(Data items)
━━━━━━━━━━━━━━━━━━━━━━━━━━━━━━

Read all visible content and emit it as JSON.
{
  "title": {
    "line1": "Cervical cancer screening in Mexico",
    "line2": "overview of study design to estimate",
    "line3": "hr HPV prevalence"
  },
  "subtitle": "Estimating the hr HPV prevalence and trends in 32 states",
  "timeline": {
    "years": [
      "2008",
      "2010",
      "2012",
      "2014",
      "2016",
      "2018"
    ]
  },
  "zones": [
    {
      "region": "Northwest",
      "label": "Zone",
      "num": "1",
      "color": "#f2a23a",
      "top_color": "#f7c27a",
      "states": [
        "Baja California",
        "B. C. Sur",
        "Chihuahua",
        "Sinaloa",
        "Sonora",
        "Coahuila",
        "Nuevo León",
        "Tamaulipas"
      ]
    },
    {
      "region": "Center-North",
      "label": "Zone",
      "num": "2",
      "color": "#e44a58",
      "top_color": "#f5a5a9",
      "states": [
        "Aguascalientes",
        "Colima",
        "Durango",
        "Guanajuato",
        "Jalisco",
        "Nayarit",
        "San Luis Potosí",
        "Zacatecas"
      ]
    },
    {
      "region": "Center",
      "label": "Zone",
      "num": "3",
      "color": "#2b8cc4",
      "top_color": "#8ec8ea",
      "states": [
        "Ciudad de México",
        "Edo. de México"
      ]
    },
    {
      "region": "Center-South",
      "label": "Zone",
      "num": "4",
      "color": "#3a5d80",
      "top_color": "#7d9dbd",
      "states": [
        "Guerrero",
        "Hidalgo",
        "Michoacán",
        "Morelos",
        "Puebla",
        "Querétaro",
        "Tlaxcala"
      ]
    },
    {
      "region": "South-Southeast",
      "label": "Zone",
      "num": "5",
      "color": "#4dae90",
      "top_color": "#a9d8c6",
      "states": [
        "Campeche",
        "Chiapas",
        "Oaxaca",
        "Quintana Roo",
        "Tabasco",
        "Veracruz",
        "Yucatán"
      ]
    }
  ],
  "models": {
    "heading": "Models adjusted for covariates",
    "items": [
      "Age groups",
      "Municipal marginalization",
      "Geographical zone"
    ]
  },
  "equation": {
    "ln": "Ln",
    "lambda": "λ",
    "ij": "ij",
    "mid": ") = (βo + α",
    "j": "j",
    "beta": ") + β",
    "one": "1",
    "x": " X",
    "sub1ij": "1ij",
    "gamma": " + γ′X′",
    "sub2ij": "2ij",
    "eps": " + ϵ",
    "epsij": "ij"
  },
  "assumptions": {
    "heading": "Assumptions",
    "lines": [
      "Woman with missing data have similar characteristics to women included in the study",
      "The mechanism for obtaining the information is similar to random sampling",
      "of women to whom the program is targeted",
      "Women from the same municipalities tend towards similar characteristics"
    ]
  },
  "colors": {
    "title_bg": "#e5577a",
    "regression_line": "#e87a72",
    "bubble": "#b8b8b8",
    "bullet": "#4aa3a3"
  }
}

━━━━━━━━━━━━━━━━━━━━━━━━━━━━━━

Exactly reproduce all of the entries.

- Answer in full -
Read all visible content and emit it as JSON.
{
  "title": {
    "line1": "Cervical cancer screening in Mexico",
    "line2": "overview of study design to estimate",
    "line3": "hr HPV prevalence"
  },
  "subtitle": "Estimating the hr HPV prevalence and trends in 32 states",
  "timeline": {
    "years": [
      "2008",
      "2010",
      "2012",
      "2014",
      "2016",
      "2018"
    ]
  },
  "zones": [
    {
      "region": "Northwest",
      "label": "Zone",
      "num": "1",
      "color": "#f2a23a",
      "top_color": "#f7c27a",
      "states": [
        "Baja California",
        "B. C. Sur",
        "Chihuahua",
        "Sinaloa",
        "Sonora",
        "Coahuila",
        "Nuevo León",
        "Tamaulipas"
      ]
    },
    {
      "region": "Center-North",
      "label": "Zone",
      "num": "2",
      "color": "#e44a58",
      "top_color": "#f5a5a9",
      "states": [
        "Aguascalientes",
        "Colima",
        "Durango",
        "Guanajuato",
        "Jalisco",
        "Nayarit",
        "San Luis Potosí",
        "Zacatecas"
      ]
    },
    {
      "region": "Center",
      "label": "Zone",
      "num": "3",
      "color": "#2b8cc4",
      "top_color": "#8ec8ea",
      "states": [
        "Ciudad de México",
        "Edo. de México"
      ]
    },
    {
      "region": "Center-South",
      "label": "Zone",
      "num": "4",
      "color": "#3a5d80",
      "top_color": "#7d9dbd",
      "states": [
        "Guerrero",
        "Hidalgo",
        "Michoacán",
        "Morelos",
        "Puebla",
        "Querétaro",
        "Tlaxcala"
      ]
    },
    {
      "region": "South-Southeast",
      "label": "Zone",
      "num": "5",
      "color": "#4dae90",
      "top_color": "#a9d8c6",
      "states": [
        "Campeche",
        "Chiapas",
        "Oaxaca",
        "Quintana Roo",
        "Tabasco",
        "Veracruz",
        "Yucatán"
      ]
    }
  ],
  "models": {
    "heading": "Models adjusted for covariates",
    "items": [
      "Age groups",
      "Municipal marginalization",
      "Geographical zone"
    ]
  },
  "equation": {
    "ln": "Ln",
    "lambda": "λ",
    "ij": "ij",
    "mid": ") = (βo + α",
    "j": "j",
    "beta": ") + β",
    "one": "1",
    "x": " X",
    "sub1ij": "1ij",
    "gamma": " + γ′X′",
    "sub2ij": "2ij",
    "eps": " + ϵ",
    "epsij": "ij"
  },
  "assumptions": {
    "heading": "Assumptions",
    "lines": [
      "Woman with missing data have similar characteristics to women included in the study",
      "The mechanism for obtaining the information is similar to random sampling",
      "of women to whom the program is targeted",
      "Women from the same municipalities tend towards similar characteristics"
    ]
  },
  "colors": {
    "title_bg": "#e5577a",
    "regression_line": "#e87a72",
    "bubble": "#b8b8b8",
    "bullet": "#4aa3a3"
  }
}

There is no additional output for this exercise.